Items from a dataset
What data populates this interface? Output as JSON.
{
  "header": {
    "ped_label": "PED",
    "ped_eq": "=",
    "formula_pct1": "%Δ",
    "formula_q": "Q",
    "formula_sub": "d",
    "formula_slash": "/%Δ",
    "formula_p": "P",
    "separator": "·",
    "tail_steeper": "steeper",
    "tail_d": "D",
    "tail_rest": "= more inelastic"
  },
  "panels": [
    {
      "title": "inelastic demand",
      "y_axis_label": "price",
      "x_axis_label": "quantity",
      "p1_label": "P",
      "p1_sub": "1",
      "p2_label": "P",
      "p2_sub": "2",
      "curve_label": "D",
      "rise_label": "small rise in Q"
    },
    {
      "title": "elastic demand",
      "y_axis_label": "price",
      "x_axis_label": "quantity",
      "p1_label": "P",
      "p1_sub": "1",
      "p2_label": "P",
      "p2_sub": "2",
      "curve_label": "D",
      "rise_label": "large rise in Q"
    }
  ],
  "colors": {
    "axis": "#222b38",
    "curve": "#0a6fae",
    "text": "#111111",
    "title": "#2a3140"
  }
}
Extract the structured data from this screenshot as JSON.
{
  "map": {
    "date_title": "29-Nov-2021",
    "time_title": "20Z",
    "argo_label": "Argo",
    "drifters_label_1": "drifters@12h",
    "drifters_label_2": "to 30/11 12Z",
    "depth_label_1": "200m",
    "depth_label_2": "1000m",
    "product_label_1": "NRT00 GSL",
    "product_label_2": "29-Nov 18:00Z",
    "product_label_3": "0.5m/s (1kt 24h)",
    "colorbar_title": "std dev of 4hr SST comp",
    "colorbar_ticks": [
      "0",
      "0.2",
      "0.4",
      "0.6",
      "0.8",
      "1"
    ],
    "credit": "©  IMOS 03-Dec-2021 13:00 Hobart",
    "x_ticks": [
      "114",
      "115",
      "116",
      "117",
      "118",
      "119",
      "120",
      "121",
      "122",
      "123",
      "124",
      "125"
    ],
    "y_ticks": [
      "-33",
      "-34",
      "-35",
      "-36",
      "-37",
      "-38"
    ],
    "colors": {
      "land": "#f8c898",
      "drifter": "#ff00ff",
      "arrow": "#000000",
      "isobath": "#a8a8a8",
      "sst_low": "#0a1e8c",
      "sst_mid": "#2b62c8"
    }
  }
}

**WRITTEN PROBLEM:** Produce an exact copy of every entry above.

**ANSWER:**
What data populates this interface? Output as JSON.
{
  "header": {
    "ped_label": "PED",
    "ped_eq": "=",
    "formula_pct1": "%Δ",
    "formula_q": "Q",
    "formula_sub": "d",
    "formula_slash": "/%Δ",
    "formula_p": "P",
    "separator": "·",
    "tail_steeper": "steeper",
    "tail_d": "D",
    "tail_rest": "= more inelastic"
  },
  "panels": [
    {
      "title": "inelastic demand",
      "y_axis_label": "price",
      "x_axis_label": "quantity",
      "p1_label": "P",
      "p1_sub": "1",
      "p2_label": "P",
      "p2_sub": "2",
      "curve_label": "D",
      "rise_label": "small rise in Q"
    },
    {
      "title": "elastic demand",
      "y_axis_label": "price",
      "x_axis_label": "quantity",
      "p1_label": "P",
      "p1_sub": "1",
      "p2_label": "P",
      "p2_sub": "2",
      "curve_label": "D",
      "rise_label": "large rise in Q"
    }
  ],
  "colors": {
    "axis": "#222b38",
    "curve": "#0a6fae",
    "text": "#111111",
    "title": "#2a3140"
  }
}
Extract the structured data from this screenshot as JSON.
{
  "map": {
    "date_title": "29-Nov-2021",
    "time_title": "20Z",
    "argo_label": "Argo",
    "drifters_label_1": "drifters@12h",
    "drifters_label_2": "to 30/11 12Z",
    "depth_label_1": "200m",
    "depth_label_2": "1000m",
    "product_label_1": "NRT00 GSL",
    "product_label_2": "29-Nov 18:00Z",
    "product_label_3": "0.5m/s (1kt 24h)",
    "colorbar_title": "std dev of 4hr SST comp",
    "colorbar_ticks": [
      "0",
      "0.2",
      "0.4",
      "0.6",
      "0.8",
      "1"
    ],
    "credit": "©  IMOS 03-Dec-2021 13:00 Hobart",
    "x_ticks": [
      "114",
      "115",
      "116",
      "117",
      "118",
      "119",
      "120",
      "121",
      "122",
      "123",
      "124",
      "125"
    ],
    "y_ticks": [
      "-33",
      "-34",
      "-35",
      "-36",
      "-37",
      "-38"
    ],
    "colors": {
      "land": "#f8c898",
      "drifter": "#ff00ff",
      "arrow": "#000000",
      "isobath": "#a8a8a8",
      "sst_low": "#0a1e8c",
      "sst_mid": "#2b62c8"
    }
  }
}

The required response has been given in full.